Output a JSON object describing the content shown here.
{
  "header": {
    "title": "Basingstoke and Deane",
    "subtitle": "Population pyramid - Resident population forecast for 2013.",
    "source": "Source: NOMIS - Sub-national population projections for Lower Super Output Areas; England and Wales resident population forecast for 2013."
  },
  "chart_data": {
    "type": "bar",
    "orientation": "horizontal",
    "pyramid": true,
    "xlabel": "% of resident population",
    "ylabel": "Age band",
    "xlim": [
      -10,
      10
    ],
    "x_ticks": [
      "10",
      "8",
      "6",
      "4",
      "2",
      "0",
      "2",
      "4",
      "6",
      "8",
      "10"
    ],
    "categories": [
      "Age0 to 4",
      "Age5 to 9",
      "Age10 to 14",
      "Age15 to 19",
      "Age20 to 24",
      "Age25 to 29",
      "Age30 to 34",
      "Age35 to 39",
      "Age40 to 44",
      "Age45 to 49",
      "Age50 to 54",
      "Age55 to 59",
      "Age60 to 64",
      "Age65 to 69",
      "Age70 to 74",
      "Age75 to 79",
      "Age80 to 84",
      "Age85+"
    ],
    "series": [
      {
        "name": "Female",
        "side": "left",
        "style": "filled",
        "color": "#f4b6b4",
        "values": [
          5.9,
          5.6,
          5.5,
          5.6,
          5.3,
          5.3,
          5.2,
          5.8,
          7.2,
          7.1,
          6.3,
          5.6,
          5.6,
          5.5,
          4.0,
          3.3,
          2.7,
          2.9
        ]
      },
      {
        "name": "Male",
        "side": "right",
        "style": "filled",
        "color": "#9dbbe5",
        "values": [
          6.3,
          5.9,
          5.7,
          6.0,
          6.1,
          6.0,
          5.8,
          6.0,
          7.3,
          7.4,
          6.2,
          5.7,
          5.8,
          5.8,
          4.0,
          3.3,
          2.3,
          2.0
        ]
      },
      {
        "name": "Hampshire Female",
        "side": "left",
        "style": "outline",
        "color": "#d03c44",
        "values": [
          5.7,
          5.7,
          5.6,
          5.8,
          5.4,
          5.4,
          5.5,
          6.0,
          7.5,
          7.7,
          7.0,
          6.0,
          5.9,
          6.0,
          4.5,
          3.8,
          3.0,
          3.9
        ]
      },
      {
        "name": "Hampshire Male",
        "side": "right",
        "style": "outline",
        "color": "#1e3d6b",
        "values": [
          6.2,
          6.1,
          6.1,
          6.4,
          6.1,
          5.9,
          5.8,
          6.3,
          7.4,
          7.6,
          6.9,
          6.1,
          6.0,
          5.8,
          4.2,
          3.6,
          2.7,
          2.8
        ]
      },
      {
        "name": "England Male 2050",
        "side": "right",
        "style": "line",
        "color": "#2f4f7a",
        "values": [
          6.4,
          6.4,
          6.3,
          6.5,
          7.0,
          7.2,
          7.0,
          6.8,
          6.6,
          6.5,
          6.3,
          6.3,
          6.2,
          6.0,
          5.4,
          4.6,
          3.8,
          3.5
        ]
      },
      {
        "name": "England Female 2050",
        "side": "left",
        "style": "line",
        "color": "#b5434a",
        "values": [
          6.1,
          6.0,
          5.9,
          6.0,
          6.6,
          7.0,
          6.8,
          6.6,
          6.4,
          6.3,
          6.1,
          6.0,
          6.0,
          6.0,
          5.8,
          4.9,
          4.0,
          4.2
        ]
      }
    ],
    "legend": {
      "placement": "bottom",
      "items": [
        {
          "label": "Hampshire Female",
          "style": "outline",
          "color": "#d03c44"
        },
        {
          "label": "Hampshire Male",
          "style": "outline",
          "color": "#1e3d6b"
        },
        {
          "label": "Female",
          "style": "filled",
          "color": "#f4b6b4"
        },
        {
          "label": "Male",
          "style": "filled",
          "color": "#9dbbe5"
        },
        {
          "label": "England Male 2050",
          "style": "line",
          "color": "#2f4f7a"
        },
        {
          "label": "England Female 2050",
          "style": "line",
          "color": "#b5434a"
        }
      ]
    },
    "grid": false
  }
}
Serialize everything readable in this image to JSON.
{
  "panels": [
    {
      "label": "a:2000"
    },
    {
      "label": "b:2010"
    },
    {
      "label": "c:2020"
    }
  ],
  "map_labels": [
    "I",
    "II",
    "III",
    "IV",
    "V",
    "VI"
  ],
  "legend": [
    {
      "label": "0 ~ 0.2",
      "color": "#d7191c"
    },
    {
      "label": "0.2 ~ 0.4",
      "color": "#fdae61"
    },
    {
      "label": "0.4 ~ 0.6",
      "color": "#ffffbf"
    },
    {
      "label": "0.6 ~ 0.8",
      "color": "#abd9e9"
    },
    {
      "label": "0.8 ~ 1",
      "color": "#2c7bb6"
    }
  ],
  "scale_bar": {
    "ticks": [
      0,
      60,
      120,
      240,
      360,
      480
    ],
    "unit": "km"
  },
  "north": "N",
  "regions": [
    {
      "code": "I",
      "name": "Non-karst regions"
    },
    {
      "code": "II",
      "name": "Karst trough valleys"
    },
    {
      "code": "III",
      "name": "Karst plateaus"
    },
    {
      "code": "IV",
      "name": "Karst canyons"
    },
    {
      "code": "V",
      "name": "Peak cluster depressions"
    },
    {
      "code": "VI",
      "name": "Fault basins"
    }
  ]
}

□ □ □ □ □

**YOUR INSTRUCTIONS:** From the entries above, copy each line holding "England".

**RESPONSE FOR THIS EXERCISE:**
    "source": "Source: NOMIS - Sub-national population projections for Lower Super Output Areas; England and Wales resident population forecast for 2013."
        "name": "England Male 2050",
        "name": "England Female 2050",
          "label": "England Male 2050",
          "label": "England Female 2050",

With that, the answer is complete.